• **What is asked**
Pull each line holding "chocolate" out of the entries below.
▼▼▼
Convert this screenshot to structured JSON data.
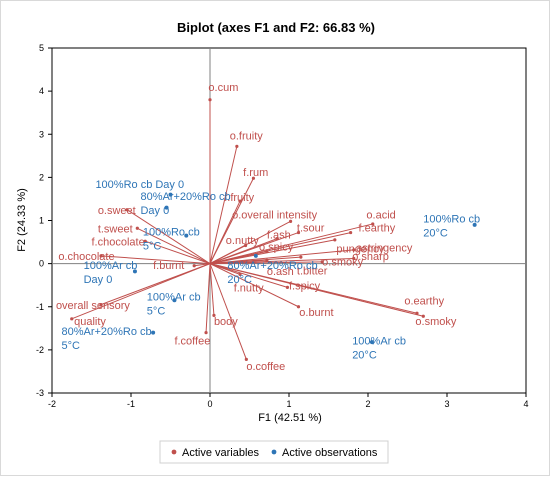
{
  "colors": {
    "variable": "#c0504d",
    "observation": "#2e75b6",
    "axis": "#808080"
  },
  "chart_data": {
    "type": "scatter",
    "title": "Biplot (axes F1 and F2: 66.83 %)",
    "xlabel": "F1 (42.51 %)",
    "ylabel": "F2 (24.33 %)",
    "xlim": [
      -2,
      4
    ],
    "ylim": [
      -3,
      5
    ],
    "x_ticks": [
      "-2",
      "-1",
      "0",
      "1",
      "2",
      "3",
      "4"
    ],
    "y_ticks": [
      "-3",
      "-2",
      "-1",
      "0",
      "1",
      "2",
      "3",
      "4",
      "5"
    ],
    "grid": false,
    "legend_position": "bottom",
    "legend": [
      "Active variables",
      "Active observations"
    ],
    "variables": [
      {
        "label": "o.cum",
        "x": 0.0,
        "y": 3.8,
        "lx": -0.02,
        "ly": 4.0
      },
      {
        "label": "o.fruity",
        "x": 0.34,
        "y": 2.72,
        "lx": 0.25,
        "ly": 2.88
      },
      {
        "label": "f.rum",
        "x": 0.55,
        "y": 1.98,
        "lx": 0.42,
        "ly": 2.03
      },
      {
        "label": "f.fruity",
        "x": 0.38,
        "y": 1.45,
        "lx": 0.18,
        "ly": 1.45
      },
      {
        "label": "o.overall intensity",
        "x": 1.02,
        "y": 0.98,
        "lx": 0.28,
        "ly": 1.05
      },
      {
        "label": "o.acid",
        "x": 2.06,
        "y": 0.92,
        "lx": 1.98,
        "ly": 1.05
      },
      {
        "label": "f.earthy",
        "x": 1.78,
        "y": 0.72,
        "lx": 1.88,
        "ly": 0.75
      },
      {
        "label": "t.sour",
        "x": 1.12,
        "y": 0.72,
        "lx": 1.1,
        "ly": 0.75
      },
      {
        "label": "f.ash",
        "x": 0.85,
        "y": 0.58,
        "lx": 0.72,
        "ly": 0.58
      },
      {
        "label": "pungency",
        "x": 1.58,
        "y": 0.55,
        "lx": 1.6,
        "ly": 0.26
      },
      {
        "label": "o.nutty",
        "x": 0.45,
        "y": 0.42,
        "lx": 0.2,
        "ly": 0.45
      },
      {
        "label": "astringency",
        "x": 1.82,
        "y": 0.32,
        "lx": 1.85,
        "ly": 0.28
      },
      {
        "label": "o.spicy",
        "x": 0.72,
        "y": 0.28,
        "lx": 0.62,
        "ly": 0.3
      },
      {
        "label": "o.sharp",
        "x": 1.82,
        "y": 0.12,
        "lx": 1.8,
        "ly": 0.08
      },
      {
        "label": "o.ash",
        "x": 0.72,
        "y": 0.08,
        "lx": 0.72,
        "ly": -0.26
      },
      {
        "label": "t.bitter",
        "x": 1.15,
        "y": 0.15,
        "lx": 1.1,
        "ly": -0.25
      },
      {
        "label": "o.smoky",
        "x": 1.42,
        "y": 0.04,
        "lx": 1.42,
        "ly": -0.04
      },
      {
        "label": "f.nutty",
        "x": 0.38,
        "y": -0.25,
        "lx": 0.3,
        "ly": -0.65
      },
      {
        "label": "f.spicy",
        "x": 0.98,
        "y": -0.55,
        "lx": 1.0,
        "ly": -0.6
      },
      {
        "label": "o.burnt",
        "x": 1.12,
        "y": -1.0,
        "lx": 1.13,
        "ly": -1.22
      },
      {
        "label": "o.earthy",
        "x": 2.62,
        "y": -1.15,
        "lx": 2.46,
        "ly": -0.95
      },
      {
        "label": "o.smoky",
        "x": 2.7,
        "y": -1.22,
        "lx": 2.6,
        "ly": -1.42
      },
      {
        "label": "body",
        "x": 0.05,
        "y": -1.2,
        "lx": 0.05,
        "ly": -1.42
      },
      {
        "label": "f.coffee",
        "x": -0.05,
        "y": -1.6,
        "lx": -0.45,
        "ly": -1.88
      },
      {
        "label": "o.coffee",
        "x": 0.46,
        "y": -2.22,
        "lx": 0.46,
        "ly": -2.47
      },
      {
        "label": "o.sweet",
        "x": -1.05,
        "y": 1.25,
        "lx": -1.42,
        "ly": 1.15
      },
      {
        "label": "t.sweet",
        "x": -0.92,
        "y": 0.82,
        "lx": -1.42,
        "ly": 0.72
      },
      {
        "label": "f.chocolate",
        "x": -0.82,
        "y": 0.52,
        "lx": -1.5,
        "ly": 0.42
      },
      {
        "label": "o.chocolate",
        "x": -1.38,
        "y": 0.18,
        "lx": -1.92,
        "ly": 0.08
      },
      {
        "label": "f.burnt",
        "x": -0.2,
        "y": -0.05,
        "lx": -0.72,
        "ly": -0.13
      },
      {
        "label": "overall sensory",
        "x": -1.38,
        "y": -0.95,
        "lx": -1.95,
        "ly": -1.05
      },
      {
        "label": "quality",
        "x": -1.75,
        "y": -1.28,
        "lx": -1.72,
        "ly": -1.42
      }
    ],
    "observations": [
      {
        "label": [
          "100%Ro cb Day 0"
        ],
        "x": -0.5,
        "y": 1.6,
        "lx": -1.45,
        "ly": 1.75
      },
      {
        "label": [
          "80%Ar+20%Ro cb",
          "Day 0"
        ],
        "x": -0.55,
        "y": 1.3,
        "lx": -0.88,
        "ly": 1.48
      },
      {
        "label": [
          "100%Ro cb",
          "5°C"
        ],
        "x": -0.3,
        "y": 0.65,
        "lx": -0.85,
        "ly": 0.65
      },
      {
        "label": [
          "100%Ar cb",
          "Day 0"
        ],
        "x": -0.95,
        "y": -0.18,
        "lx": -1.6,
        "ly": -0.12
      },
      {
        "label": [
          "100%Ar cb",
          "5°C"
        ],
        "x": -0.45,
        "y": -0.85,
        "lx": -0.8,
        "ly": -0.85
      },
      {
        "label": [
          "80%Ar+20%Ro cb",
          "5°C"
        ],
        "x": -0.72,
        "y": -1.6,
        "lx": -1.88,
        "ly": -1.65
      },
      {
        "label": [
          "80%Ar+20%Ro cb",
          "20°C"
        ],
        "x": 0.58,
        "y": 0.18,
        "lx": 0.22,
        "ly": -0.12
      },
      {
        "label": [
          "100%Ro cb",
          "20°C"
        ],
        "x": 3.35,
        "y": 0.9,
        "lx": 2.7,
        "ly": 0.95
      },
      {
        "label": [
          "100%Ar cb",
          "20°C"
        ],
        "x": 2.05,
        "y": -1.82,
        "lx": 1.8,
        "ly": -1.88
      }
    ]
  }
}
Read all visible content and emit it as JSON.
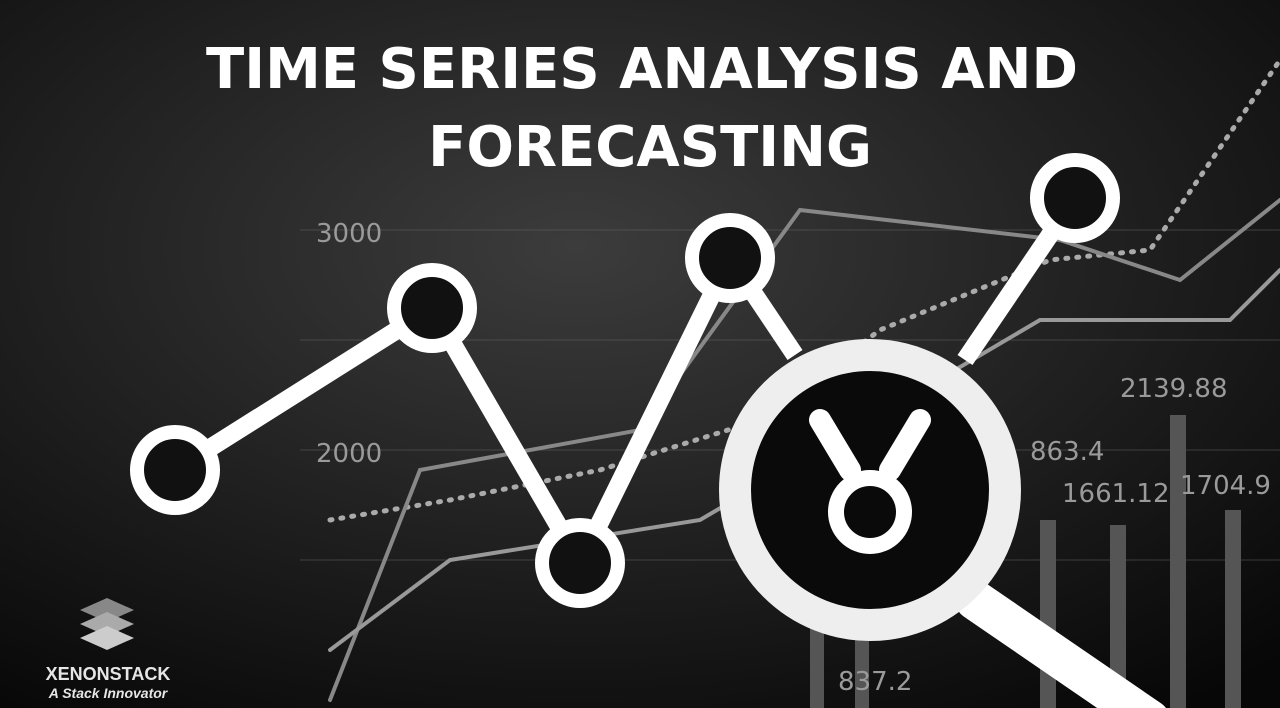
{
  "title": [
    "TIME SERIES ANALYSIS AND",
    "FORECASTING"
  ],
  "background_labels": [
    "3000",
    "2000",
    "2139.88",
    "863.4",
    "1661.12",
    "1704.9",
    "837.2"
  ],
  "logo": {
    "name": "XENONSTACK",
    "tagline": "A Stack Innovator"
  }
}
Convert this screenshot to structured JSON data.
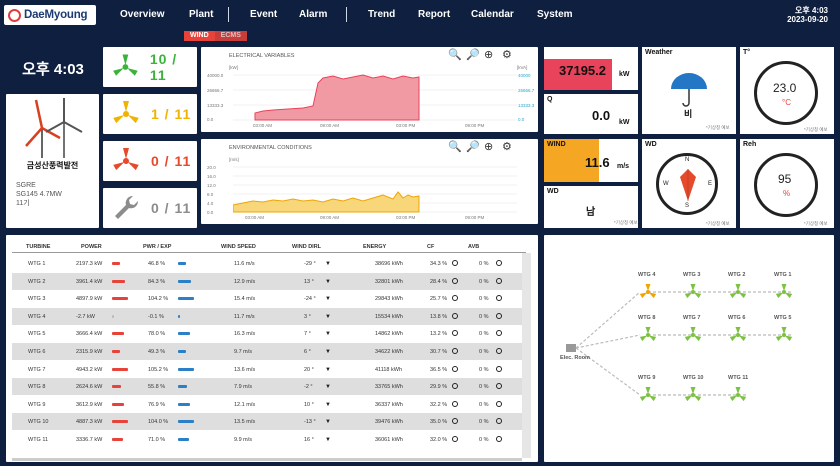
{
  "brand": "DaeMyoung",
  "nav": {
    "items": [
      "Overview",
      "Plant",
      "Event",
      "Alarm",
      "Trend",
      "Report",
      "Calendar",
      "System"
    ]
  },
  "clock": {
    "time": "오후 4:03",
    "date": "2023-09-20"
  },
  "subtabs": [
    "WIND",
    "ECMS"
  ],
  "local_time": "오후 4:03",
  "plant": {
    "name": "금성산풍력발전",
    "model": "SGRE",
    "spec": "SG145 4.7MW",
    "units": "11기"
  },
  "status_counts": [
    {
      "value": "10 / 11",
      "color": "#3bb33b"
    },
    {
      "value": "1 / 11",
      "color": "#f0b400"
    },
    {
      "value": "0 / 11",
      "color": "#e54a2a"
    },
    {
      "value": "0 / 11",
      "color": "#8c8c8c"
    }
  ],
  "charts": {
    "electrical": {
      "title": "ELECTRICAL VARIABLES",
      "y_left": [
        "40000.0",
        "26666.7",
        "13333.3",
        "0.0"
      ],
      "y_right": [
        "40000",
        "26666.7",
        "13333.3",
        "0.0"
      ],
      "left_unit": "[kW]",
      "right_unit": "[kVA]",
      "x": [
        "03:00 AM",
        "09:00 AM",
        "03:00 PM",
        "09:00 PM"
      ]
    },
    "environmental": {
      "title": "ENVIRONMENTAL CONDITIONS",
      "y_left": [
        "20.0",
        "16.0",
        "12.0",
        "8.0",
        "4.0",
        "0.0"
      ],
      "left_unit": "[m/s]",
      "x": [
        "03:00 AM",
        "09:00 AM",
        "03:00 PM",
        "09:00 PM"
      ]
    }
  },
  "kpi": {
    "p": {
      "label": "P",
      "value": "37195.2",
      "unit": "kW"
    },
    "q": {
      "label": "Q",
      "value": "0.0",
      "unit": "kW"
    },
    "wind": {
      "label": "WIND",
      "value": "11.6",
      "unit": "m/s"
    },
    "wd": {
      "label": "WD",
      "value": "남"
    },
    "weather": {
      "label": "Weather",
      "value": "비",
      "note": "*기상청 예보"
    },
    "temp": {
      "label": "T°",
      "value": "23.0",
      "unit": "°C",
      "note": "*기상청 예보"
    },
    "wd_compass": {
      "label": "WD",
      "n": "N",
      "s": "S",
      "e": "E",
      "w": "W",
      "note": "*기상청 예보"
    },
    "reh": {
      "label": "Reh",
      "value": "95",
      "unit": "%",
      "note": "*기상청 예보"
    },
    "wd_note": "*기상청 예보"
  },
  "table": {
    "headers": [
      "TURBINE",
      "POWER",
      "PWR / EXP",
      "WIND SPEED",
      "WIND DIRL",
      "ENERGY",
      "CF",
      "AVB"
    ],
    "rows": [
      {
        "turbine": "WTG 1",
        "power": "2197.3 kW",
        "pwr": "46.8 %",
        "wind": "11.6 m/s",
        "dir": "-29 °",
        "energy": "38696 kWh",
        "cf": "34.3 %",
        "avb": "0 %",
        "p": 0.47,
        "r": 0.47,
        "pc": "#e8433a"
      },
      {
        "turbine": "WTG 2",
        "power": "3961.4 kW",
        "pwr": "84.3 %",
        "wind": "12.9 m/s",
        "dir": "13 °",
        "energy": "32801 kWh",
        "cf": "28.4 %",
        "avb": "0 %",
        "p": 0.84,
        "r": 0.84,
        "pc": "#e8433a"
      },
      {
        "turbine": "WTG 3",
        "power": "4897.9 kW",
        "pwr": "104.2 %",
        "wind": "15.4 m/s",
        "dir": "-24 °",
        "energy": "29843 kWh",
        "cf": "25.7 %",
        "avb": "0 %",
        "p": 1.0,
        "r": 1.0,
        "pc": "#e8433a"
      },
      {
        "turbine": "WTG 4",
        "power": "-2.7 kW",
        "pwr": "-0.1 %",
        "wind": "11.7 m/s",
        "dir": "3 °",
        "energy": "15534 kWh",
        "cf": "13.8 %",
        "avb": "0 %",
        "p": 0.15,
        "r": 0.15,
        "pc": "#bbbbbb"
      },
      {
        "turbine": "WTG 5",
        "power": "3666.4 kW",
        "pwr": "78.0 %",
        "wind": "16.3 m/s",
        "dir": "7 °",
        "energy": "14862 kWh",
        "cf": "13.2 %",
        "avb": "0 %",
        "p": 0.78,
        "r": 0.78,
        "pc": "#e8433a"
      },
      {
        "turbine": "WTG 6",
        "power": "2315.9 kW",
        "pwr": "49.3 %",
        "wind": "9.7 m/s",
        "dir": "6 °",
        "energy": "34622 kWh",
        "cf": "30.7 %",
        "avb": "0 %",
        "p": 0.49,
        "r": 0.49,
        "pc": "#e8433a"
      },
      {
        "turbine": "WTG 7",
        "power": "4943.2 kW",
        "pwr": "105.2 %",
        "wind": "13.6 m/s",
        "dir": "20 °",
        "energy": "41118 kWh",
        "cf": "36.5 %",
        "avb": "0 %",
        "p": 1.0,
        "r": 1.0,
        "pc": "#e8433a"
      },
      {
        "turbine": "WTG 8",
        "power": "2624.6 kW",
        "pwr": "55.8 %",
        "wind": "7.9 m/s",
        "dir": "-2 °",
        "energy": "33765 kWh",
        "cf": "29.9 %",
        "avb": "0 %",
        "p": 0.56,
        "r": 0.56,
        "pc": "#e8433a"
      },
      {
        "turbine": "WTG 9",
        "power": "3612.9 kW",
        "pwr": "76.9 %",
        "wind": "12.1 m/s",
        "dir": "10 °",
        "energy": "36337 kWh",
        "cf": "32.2 %",
        "avb": "0 %",
        "p": 0.77,
        "r": 0.77,
        "pc": "#e8433a"
      },
      {
        "turbine": "WTG 10",
        "power": "4887.3 kW",
        "pwr": "104.0 %",
        "wind": "13.5 m/s",
        "dir": "-13 °",
        "energy": "39476 kWh",
        "cf": "35.0 %",
        "avb": "0 %",
        "p": 1.0,
        "r": 1.0,
        "pc": "#e8433a"
      },
      {
        "turbine": "WTG 11",
        "power": "3336.7 kW",
        "pwr": "71.0 %",
        "wind": "9.9 m/s",
        "dir": "16 °",
        "energy": "36061 kWh",
        "cf": "32.0 %",
        "avb": "0 %",
        "p": 0.71,
        "r": 0.71,
        "pc": "#e8433a"
      }
    ]
  },
  "layout": {
    "room": "Elec. Room",
    "rows": [
      [
        "WTG 4",
        "WTG 3",
        "WTG 2",
        "WTG 1"
      ],
      [
        "WTG 8",
        "WTG 7",
        "WTG 6",
        "WTG 5"
      ],
      [
        "WTG 9",
        "WTG 10",
        "WTG 11"
      ]
    ]
  },
  "colors": {
    "nav": "#0f1f3f",
    "accent": "#e8433a",
    "ok": "#7cc241",
    "warn": "#f0b400",
    "kpi_p": "#e8435a",
    "kpi_wind": "#f5a623"
  }
}
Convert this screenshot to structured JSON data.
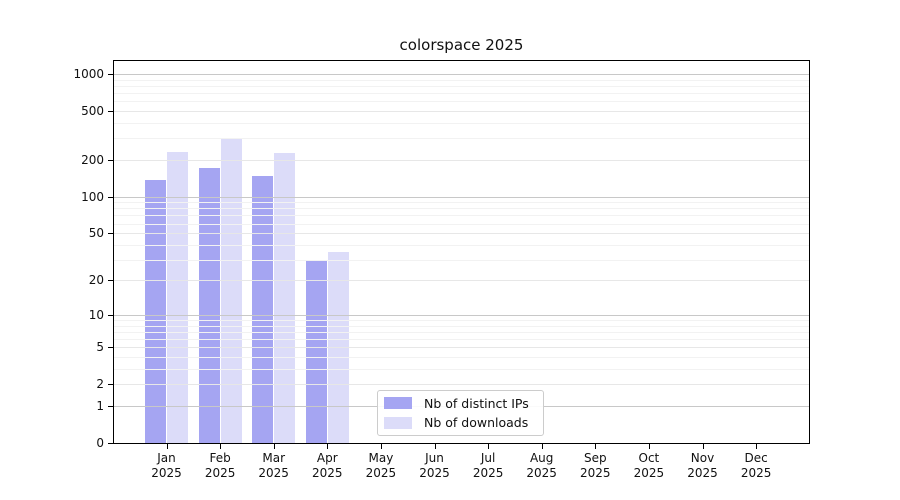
▲▲▲
• **Exercise output**
        "label": "f.chocolate",
        "label": "o.chocolate",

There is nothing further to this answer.